Description of the task: Do any lines in the data below contain "text"? If so, copy every one of them.

Information given:

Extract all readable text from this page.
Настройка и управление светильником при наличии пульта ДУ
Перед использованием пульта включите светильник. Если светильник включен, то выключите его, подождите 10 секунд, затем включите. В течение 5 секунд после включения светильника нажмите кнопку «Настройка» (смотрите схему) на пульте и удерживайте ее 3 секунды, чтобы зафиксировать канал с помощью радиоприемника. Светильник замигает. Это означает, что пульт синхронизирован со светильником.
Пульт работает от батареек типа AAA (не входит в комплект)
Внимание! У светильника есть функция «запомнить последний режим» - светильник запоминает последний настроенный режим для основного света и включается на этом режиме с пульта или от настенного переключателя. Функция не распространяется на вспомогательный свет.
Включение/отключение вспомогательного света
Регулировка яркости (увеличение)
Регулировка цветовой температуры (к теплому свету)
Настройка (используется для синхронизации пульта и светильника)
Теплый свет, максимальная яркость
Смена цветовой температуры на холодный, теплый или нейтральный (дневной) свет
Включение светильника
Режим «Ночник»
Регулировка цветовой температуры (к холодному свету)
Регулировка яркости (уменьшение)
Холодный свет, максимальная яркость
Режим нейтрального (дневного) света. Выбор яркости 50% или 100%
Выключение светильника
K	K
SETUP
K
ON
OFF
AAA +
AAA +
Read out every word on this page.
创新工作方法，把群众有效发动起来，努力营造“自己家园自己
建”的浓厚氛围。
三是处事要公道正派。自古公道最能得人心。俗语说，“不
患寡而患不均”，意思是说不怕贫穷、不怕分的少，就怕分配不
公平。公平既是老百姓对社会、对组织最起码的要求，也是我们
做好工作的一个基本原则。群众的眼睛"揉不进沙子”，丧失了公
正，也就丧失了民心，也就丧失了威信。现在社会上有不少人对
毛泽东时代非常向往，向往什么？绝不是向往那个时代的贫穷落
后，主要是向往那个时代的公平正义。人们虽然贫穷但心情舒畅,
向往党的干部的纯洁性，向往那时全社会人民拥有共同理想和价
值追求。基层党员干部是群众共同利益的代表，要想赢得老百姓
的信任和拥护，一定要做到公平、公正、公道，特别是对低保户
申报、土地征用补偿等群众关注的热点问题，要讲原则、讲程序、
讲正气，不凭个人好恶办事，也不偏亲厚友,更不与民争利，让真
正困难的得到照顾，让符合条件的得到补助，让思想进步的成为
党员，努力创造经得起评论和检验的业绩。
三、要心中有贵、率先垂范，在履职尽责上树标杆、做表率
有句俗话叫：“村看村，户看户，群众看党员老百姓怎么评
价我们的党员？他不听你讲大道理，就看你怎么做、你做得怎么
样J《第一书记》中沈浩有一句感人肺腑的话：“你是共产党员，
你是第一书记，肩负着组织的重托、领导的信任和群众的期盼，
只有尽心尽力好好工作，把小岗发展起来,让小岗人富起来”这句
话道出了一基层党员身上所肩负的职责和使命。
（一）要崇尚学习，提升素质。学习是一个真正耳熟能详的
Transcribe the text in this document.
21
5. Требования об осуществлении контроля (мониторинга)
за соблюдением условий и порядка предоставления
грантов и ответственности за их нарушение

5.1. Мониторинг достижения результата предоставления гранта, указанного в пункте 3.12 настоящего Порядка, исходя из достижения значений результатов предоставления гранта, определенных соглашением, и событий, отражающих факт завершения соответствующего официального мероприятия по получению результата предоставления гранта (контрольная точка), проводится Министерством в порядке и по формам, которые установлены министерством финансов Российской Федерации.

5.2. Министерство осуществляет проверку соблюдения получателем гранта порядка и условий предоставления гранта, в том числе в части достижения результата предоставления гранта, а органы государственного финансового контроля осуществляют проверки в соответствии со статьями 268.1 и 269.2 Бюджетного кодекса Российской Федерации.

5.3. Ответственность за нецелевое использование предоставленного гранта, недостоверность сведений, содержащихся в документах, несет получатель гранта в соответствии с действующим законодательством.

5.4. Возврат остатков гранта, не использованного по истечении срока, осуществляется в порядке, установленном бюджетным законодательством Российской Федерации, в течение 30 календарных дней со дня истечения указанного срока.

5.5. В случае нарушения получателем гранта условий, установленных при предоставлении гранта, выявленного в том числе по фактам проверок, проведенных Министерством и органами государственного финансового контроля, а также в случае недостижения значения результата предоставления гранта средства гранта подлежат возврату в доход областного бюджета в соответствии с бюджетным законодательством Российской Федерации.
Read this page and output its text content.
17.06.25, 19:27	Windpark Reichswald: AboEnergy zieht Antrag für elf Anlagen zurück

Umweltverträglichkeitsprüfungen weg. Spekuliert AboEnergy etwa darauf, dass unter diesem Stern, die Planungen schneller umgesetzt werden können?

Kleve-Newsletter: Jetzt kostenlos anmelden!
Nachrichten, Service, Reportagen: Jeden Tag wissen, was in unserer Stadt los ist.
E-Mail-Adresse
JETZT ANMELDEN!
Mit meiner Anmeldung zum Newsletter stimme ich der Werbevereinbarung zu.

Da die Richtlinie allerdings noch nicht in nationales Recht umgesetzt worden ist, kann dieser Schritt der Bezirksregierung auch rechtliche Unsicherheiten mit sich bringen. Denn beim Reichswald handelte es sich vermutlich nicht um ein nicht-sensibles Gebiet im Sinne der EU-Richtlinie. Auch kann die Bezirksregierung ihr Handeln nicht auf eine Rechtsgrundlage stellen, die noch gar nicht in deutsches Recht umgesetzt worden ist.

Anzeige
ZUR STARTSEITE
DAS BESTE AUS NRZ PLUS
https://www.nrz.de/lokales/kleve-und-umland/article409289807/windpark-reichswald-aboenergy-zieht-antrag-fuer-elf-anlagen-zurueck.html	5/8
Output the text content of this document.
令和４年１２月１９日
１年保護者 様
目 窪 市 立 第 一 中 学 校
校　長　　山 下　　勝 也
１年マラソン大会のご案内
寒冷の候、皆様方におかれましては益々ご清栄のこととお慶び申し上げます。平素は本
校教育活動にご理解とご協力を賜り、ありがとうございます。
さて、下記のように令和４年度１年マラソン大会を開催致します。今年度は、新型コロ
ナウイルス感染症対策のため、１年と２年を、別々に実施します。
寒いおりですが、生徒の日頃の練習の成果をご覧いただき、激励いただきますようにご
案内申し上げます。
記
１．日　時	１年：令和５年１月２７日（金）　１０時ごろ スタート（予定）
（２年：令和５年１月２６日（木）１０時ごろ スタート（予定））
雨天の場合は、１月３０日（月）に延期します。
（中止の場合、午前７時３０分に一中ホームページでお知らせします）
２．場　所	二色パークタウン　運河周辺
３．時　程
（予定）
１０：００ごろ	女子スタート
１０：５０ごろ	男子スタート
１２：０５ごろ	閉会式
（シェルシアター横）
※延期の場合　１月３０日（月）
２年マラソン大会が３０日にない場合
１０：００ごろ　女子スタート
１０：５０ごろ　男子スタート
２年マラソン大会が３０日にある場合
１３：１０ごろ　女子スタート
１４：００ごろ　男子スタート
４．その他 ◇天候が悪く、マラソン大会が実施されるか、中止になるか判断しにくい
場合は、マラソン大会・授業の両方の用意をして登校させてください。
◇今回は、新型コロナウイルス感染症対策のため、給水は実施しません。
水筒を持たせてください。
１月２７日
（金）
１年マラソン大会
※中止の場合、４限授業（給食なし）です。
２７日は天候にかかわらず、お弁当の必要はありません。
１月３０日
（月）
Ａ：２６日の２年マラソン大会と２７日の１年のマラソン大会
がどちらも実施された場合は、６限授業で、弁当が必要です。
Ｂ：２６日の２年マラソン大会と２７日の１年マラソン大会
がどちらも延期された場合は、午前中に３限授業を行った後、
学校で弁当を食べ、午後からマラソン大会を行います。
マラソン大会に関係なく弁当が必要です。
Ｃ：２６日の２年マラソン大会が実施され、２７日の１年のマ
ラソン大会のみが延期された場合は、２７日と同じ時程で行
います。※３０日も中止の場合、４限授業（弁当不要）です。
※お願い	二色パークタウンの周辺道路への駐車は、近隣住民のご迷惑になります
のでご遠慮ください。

Problem solution:
Extract all readable text from this page.
Transcribe the text in this document.
Read this page and output its text content.
Output the text content of this document.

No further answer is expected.